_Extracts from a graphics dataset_
· · · ·
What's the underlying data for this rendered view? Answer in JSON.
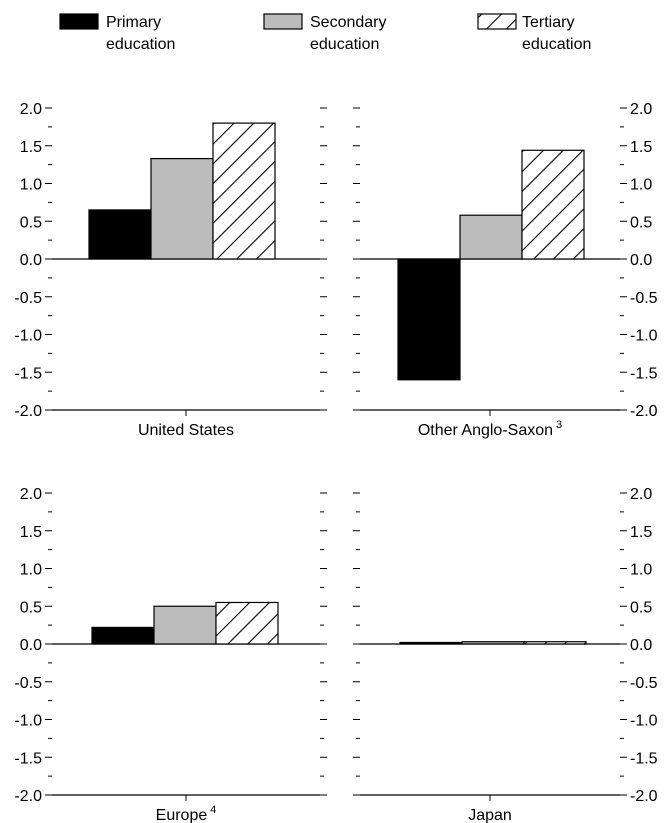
{
  "chart_data": {
    "type": "bar",
    "legend": {
      "placement": "top",
      "items": [
        {
          "key": "primary",
          "line1": "Primary",
          "line2": "education",
          "pattern": "solid-black"
        },
        {
          "key": "secondary",
          "line1": "Secondary",
          "line2": "education",
          "pattern": "solid-gray"
        },
        {
          "key": "tertiary",
          "line1": "Tertiary",
          "line2": "education",
          "pattern": "hatched"
        }
      ]
    },
    "ylim": [
      -2.0,
      2.0
    ],
    "yticks": [
      2.0,
      1.5,
      1.0,
      0.5,
      0.0,
      -0.5,
      -1.0,
      -1.5,
      -2.0
    ],
    "ytick_labels": [
      "2.0",
      "1.5",
      "1.0",
      "0.5",
      "0.0",
      "-0.5",
      "-1.0",
      "-1.5",
      "-2.0"
    ],
    "series_names": [
      "Primary education",
      "Secondary education",
      "Tertiary education"
    ],
    "colors": {
      "primary": "#000000",
      "secondary": "#bcbcbc",
      "tertiary": "#ffffff"
    },
    "panels": [
      {
        "label": "United States",
        "footnote": "",
        "values": [
          0.65,
          1.33,
          1.8
        ]
      },
      {
        "label": "Other Anglo-Saxon",
        "footnote": "3",
        "values": [
          -1.6,
          0.58,
          1.44
        ]
      },
      {
        "label": "Europe",
        "footnote": "4",
        "values": [
          0.22,
          0.5,
          0.55
        ]
      },
      {
        "label": "Japan",
        "footnote": "",
        "values": [
          0.02,
          0.03,
          0.03
        ]
      }
    ]
  }
}
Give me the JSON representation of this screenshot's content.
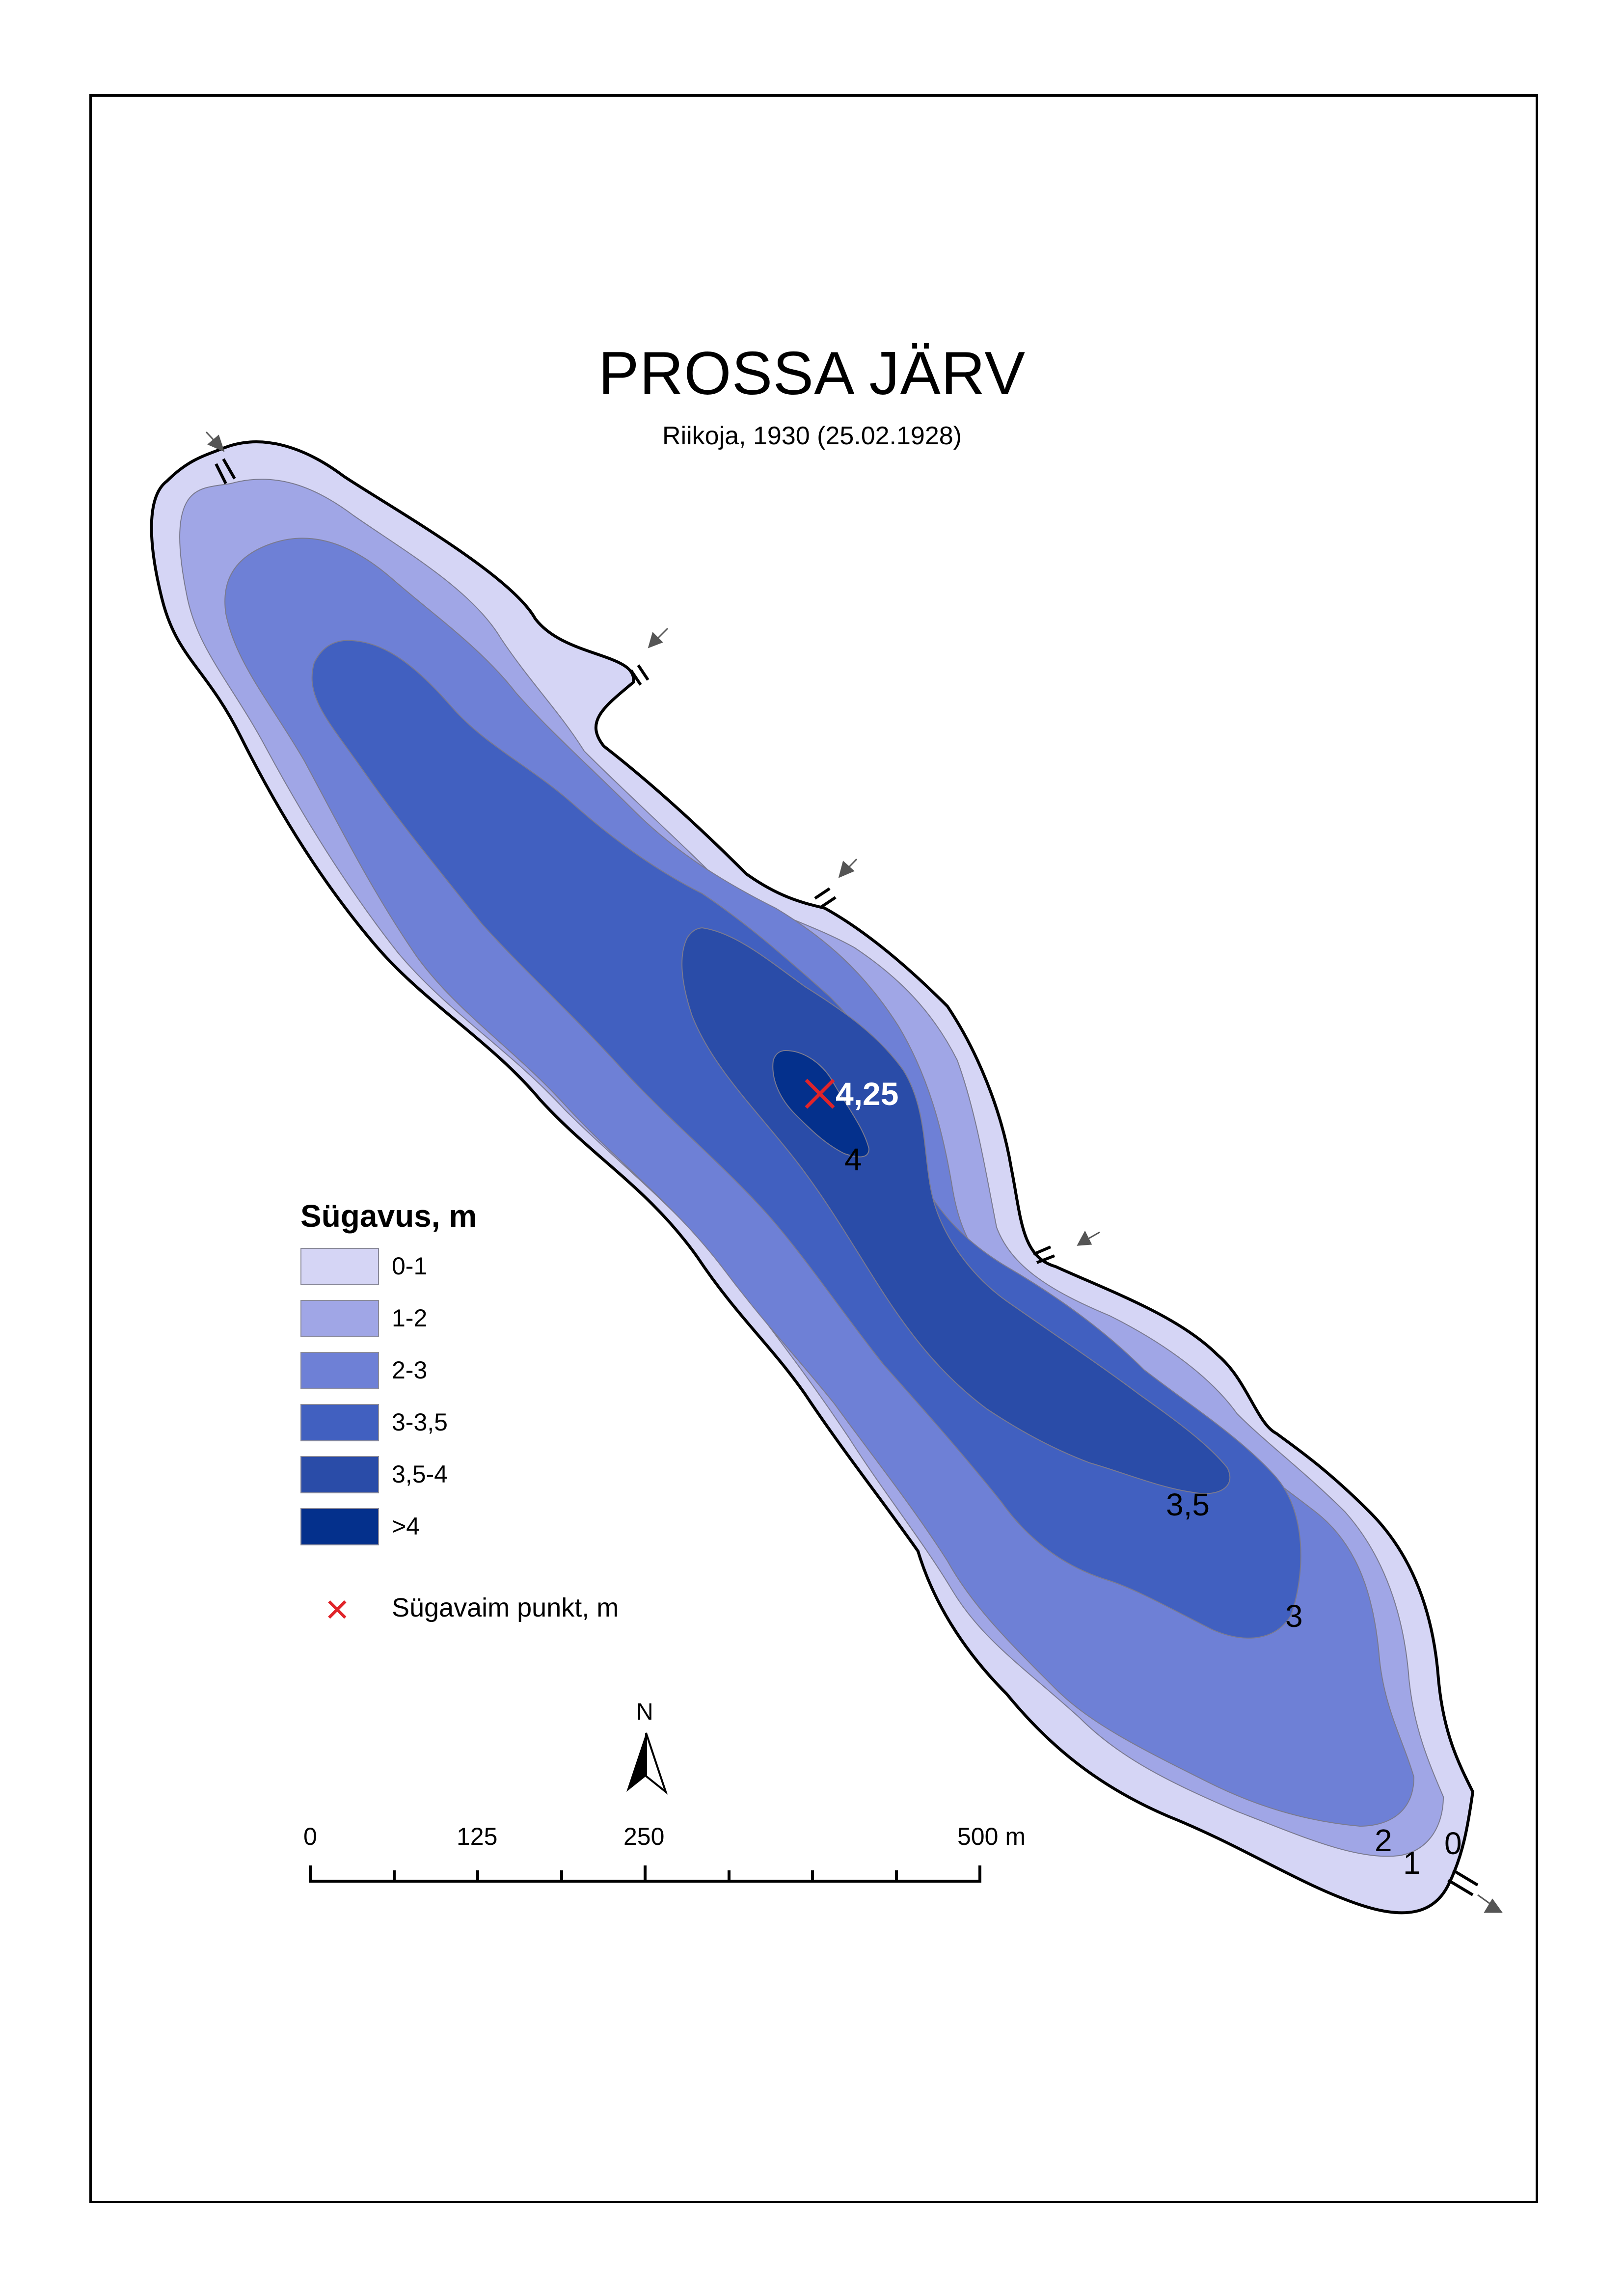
· · · ·
_WRITTEN PROBLEM_
Output all of the data exactly as it stands, minus any images.

_RESPONSE TO THIS TASK_
What's the underlying data for this rendered view? Answer in JSON.
{
  "chart_data": {
    "type": "bar",
    "legend": {
      "placement": "top",
      "items": [
        {
          "key": "primary",
          "line1": "Primary",
          "line2": "education",
          "pattern": "solid-black"
        },
        {
          "key": "secondary",
          "line1": "Secondary",
          "line2": "education",
          "pattern": "solid-gray"
        },
        {
          "key": "tertiary",
          "line1": "Tertiary",
          "line2": "education",
          "pattern": "hatched"
        }
      ]
    },
    "ylim": [
      -2.0,
      2.0
    ],
    "yticks": [
      2.0,
      1.5,
      1.0,
      0.5,
      0.0,
      -0.5,
      -1.0,
      -1.5,
      -2.0
    ],
    "ytick_labels": [
      "2.0",
      "1.5",
      "1.0",
      "0.5",
      "0.0",
      "-0.5",
      "-1.0",
      "-1.5",
      "-2.0"
    ],
    "series_names": [
      "Primary education",
      "Secondary education",
      "Tertiary education"
    ],
    "colors": {
      "primary": "#000000",
      "secondary": "#bcbcbc",
      "tertiary": "#ffffff"
    },
    "panels": [
      {
        "label": "United States",
        "footnote": "",
        "values": [
          0.65,
          1.33,
          1.8
        ]
      },
      {
        "label": "Other Anglo-Saxon",
        "footnote": "3",
        "values": [
          -1.6,
          0.58,
          1.44
        ]
      },
      {
        "label": "Europe",
        "footnote": "4",
        "values": [
          0.22,
          0.5,
          0.55
        ]
      },
      {
        "label": "Japan",
        "footnote": "",
        "values": [
          0.02,
          0.03,
          0.03
        ]
      }
    ]
  }
}
Give me the JSON representation of this screenshot's content.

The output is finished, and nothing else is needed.